* **Task requirements**: Find the line that contains "Give me a plain-text". Repeat that line and all lines following it, exactly, through the end of the listing below.

(Lines of data)
*-*-*
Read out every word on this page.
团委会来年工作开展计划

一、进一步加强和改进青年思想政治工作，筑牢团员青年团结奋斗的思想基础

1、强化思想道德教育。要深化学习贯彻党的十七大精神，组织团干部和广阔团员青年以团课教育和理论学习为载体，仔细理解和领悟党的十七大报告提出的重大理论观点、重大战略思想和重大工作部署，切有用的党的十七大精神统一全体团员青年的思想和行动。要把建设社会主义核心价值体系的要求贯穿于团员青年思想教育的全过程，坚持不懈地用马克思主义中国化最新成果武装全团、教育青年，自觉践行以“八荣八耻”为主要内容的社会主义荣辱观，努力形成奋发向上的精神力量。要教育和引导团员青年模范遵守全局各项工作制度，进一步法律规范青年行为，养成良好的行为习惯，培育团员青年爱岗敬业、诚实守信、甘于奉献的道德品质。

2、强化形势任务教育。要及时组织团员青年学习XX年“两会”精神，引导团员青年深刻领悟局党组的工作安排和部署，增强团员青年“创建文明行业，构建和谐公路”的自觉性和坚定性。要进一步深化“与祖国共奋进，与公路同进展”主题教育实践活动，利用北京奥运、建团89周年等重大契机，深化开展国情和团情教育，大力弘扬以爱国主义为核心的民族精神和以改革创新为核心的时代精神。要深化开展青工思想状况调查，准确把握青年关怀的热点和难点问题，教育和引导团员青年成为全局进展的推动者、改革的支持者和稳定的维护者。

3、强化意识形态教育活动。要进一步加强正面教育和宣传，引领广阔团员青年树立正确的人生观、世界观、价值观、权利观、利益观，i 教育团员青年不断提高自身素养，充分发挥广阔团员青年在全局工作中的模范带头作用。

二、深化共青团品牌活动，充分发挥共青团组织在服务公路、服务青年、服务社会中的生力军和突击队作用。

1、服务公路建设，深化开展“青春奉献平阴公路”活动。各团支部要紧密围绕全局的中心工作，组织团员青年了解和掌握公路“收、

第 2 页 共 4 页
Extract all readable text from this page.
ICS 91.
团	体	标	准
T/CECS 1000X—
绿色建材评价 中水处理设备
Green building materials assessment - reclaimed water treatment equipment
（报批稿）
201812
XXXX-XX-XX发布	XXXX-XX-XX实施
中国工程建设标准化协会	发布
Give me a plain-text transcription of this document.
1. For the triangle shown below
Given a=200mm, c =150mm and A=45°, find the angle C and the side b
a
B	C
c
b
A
*-*-*
* **Task response**:
Give me a plain-text transcription of this document.
1. For the triangle shown below
Given a=200mm, c =150mm and A=45°, find the angle C and the side b
a
B	C
c
b
A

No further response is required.